======== Supplied records

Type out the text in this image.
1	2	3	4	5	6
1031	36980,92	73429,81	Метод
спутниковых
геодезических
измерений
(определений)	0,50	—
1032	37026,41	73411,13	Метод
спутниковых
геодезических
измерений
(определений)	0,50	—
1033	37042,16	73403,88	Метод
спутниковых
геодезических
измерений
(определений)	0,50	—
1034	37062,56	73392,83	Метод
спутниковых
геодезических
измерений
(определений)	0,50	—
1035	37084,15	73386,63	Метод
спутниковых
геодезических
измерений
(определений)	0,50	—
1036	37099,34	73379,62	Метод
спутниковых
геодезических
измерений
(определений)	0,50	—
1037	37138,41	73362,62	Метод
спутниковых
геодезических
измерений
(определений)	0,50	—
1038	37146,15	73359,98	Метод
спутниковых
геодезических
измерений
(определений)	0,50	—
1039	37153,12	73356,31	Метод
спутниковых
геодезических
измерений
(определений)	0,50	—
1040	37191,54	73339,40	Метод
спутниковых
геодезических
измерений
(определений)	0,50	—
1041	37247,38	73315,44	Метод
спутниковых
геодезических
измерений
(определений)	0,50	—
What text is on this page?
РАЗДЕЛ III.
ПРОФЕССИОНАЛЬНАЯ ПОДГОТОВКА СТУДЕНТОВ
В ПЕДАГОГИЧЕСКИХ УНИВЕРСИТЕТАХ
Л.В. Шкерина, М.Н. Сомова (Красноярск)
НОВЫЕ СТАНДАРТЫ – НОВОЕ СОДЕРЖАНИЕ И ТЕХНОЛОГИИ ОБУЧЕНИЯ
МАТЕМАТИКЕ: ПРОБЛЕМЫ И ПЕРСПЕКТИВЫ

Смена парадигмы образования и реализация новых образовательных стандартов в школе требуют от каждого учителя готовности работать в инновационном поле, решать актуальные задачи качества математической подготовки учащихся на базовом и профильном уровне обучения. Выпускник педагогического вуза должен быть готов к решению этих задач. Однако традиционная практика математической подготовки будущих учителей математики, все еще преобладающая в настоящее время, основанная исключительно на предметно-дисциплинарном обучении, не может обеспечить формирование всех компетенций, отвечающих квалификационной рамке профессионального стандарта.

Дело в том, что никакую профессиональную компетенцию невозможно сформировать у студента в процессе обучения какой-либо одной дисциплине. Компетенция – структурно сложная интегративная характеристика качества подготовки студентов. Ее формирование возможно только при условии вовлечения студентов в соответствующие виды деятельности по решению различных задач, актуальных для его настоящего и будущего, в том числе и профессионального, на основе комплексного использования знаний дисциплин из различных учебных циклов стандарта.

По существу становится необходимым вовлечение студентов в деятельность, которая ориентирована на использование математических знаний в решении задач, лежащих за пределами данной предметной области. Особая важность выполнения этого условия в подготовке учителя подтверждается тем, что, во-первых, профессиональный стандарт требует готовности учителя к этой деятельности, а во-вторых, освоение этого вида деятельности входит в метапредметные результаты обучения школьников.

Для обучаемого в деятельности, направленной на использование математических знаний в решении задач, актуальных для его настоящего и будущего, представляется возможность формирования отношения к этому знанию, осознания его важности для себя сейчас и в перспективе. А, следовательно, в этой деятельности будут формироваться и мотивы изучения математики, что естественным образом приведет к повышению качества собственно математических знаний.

================

▸ **Aim**: Reproduce all of the material above word for word.

▸ **Response**:
Type out the text in this image.
1	2	3	4	5	6
1031	36980,92	73429,81	Метод
спутниковых
геодезических
измерений
(определений)	0,50	—
1032	37026,41	73411,13	Метод
спутниковых
геодезических
измерений
(определений)	0,50	—
1033	37042,16	73403,88	Метод
спутниковых
геодезических
измерений
(определений)	0,50	—
1034	37062,56	73392,83	Метод
спутниковых
геодезических
измерений
(определений)	0,50	—
1035	37084,15	73386,63	Метод
спутниковых
геодезических
измерений
(определений)	0,50	—
1036	37099,34	73379,62	Метод
спутниковых
геодезических
измерений
(определений)	0,50	—
1037	37138,41	73362,62	Метод
спутниковых
геодезических
измерений
(определений)	0,50	—
1038	37146,15	73359,98	Метод
спутниковых
геодезических
измерений
(определений)	0,50	—
1039	37153,12	73356,31	Метод
спутниковых
геодезических
измерений
(определений)	0,50	—
1040	37191,54	73339,40	Метод
спутниковых
геодезических
измерений
(определений)	0,50	—
1041	37247,38	73315,44	Метод
спутниковых
геодезических
измерений
(определений)	0,50	—
What text is on this page?
РАЗДЕЛ III.
ПРОФЕССИОНАЛЬНАЯ ПОДГОТОВКА СТУДЕНТОВ
В ПЕДАГОГИЧЕСКИХ УНИВЕРСИТЕТАХ
Л.В. Шкерина, М.Н. Сомова (Красноярск)
НОВЫЕ СТАНДАРТЫ – НОВОЕ СОДЕРЖАНИЕ И ТЕХНОЛОГИИ ОБУЧЕНИЯ
МАТЕМАТИКЕ: ПРОБЛЕМЫ И ПЕРСПЕКТИВЫ

Смена парадигмы образования и реализация новых образовательных стандартов в школе требуют от каждого учителя готовности работать в инновационном поле, решать актуальные задачи качества математической подготовки учащихся на базовом и профильном уровне обучения. Выпускник педагогического вуза должен быть готов к решению этих задач. Однако традиционная практика математической подготовки будущих учителей математики, все еще преобладающая в настоящее время, основанная исключительно на предметно-дисциплинарном обучении, не может обеспечить формирование всех компетенций, отвечающих квалификационной рамке профессионального стандарта.

Дело в том, что никакую профессиональную компетенцию невозможно сформировать у студента в процессе обучения какой-либо одной дисциплине. Компетенция – структурно сложная интегративная характеристика качества подготовки студентов. Ее формирование возможно только при условии вовлечения студентов в соответствующие виды деятельности по решению различных задач, актуальных для его настоящего и будущего, в том числе и профессионального, на основе комплексного использования знаний дисциплин из различных учебных циклов стандарта.

По существу становится необходимым вовлечение студентов в деятельность, которая ориентирована на использование математических знаний в решении задач, лежащих за пределами данной предметной области. Особая важность выполнения этого условия в подготовке учителя подтверждается тем, что, во-первых, профессиональный стандарт требует готовности учителя к этой деятельности, а во-вторых, освоение этого вида деятельности входит в метапредметные результаты обучения школьников.

Для обучаемого в деятельности, направленной на использование математических знаний в решении задач, актуальных для его настоящего и будущего, представляется возможность формирования отношения к этому знанию, осознания его важности для себя сейчас и в перспективе. А, следовательно, в этой деятельности будут формироваться и мотивы изучения математики, что естественным образом приведет к повышению качества собственно математических знаний.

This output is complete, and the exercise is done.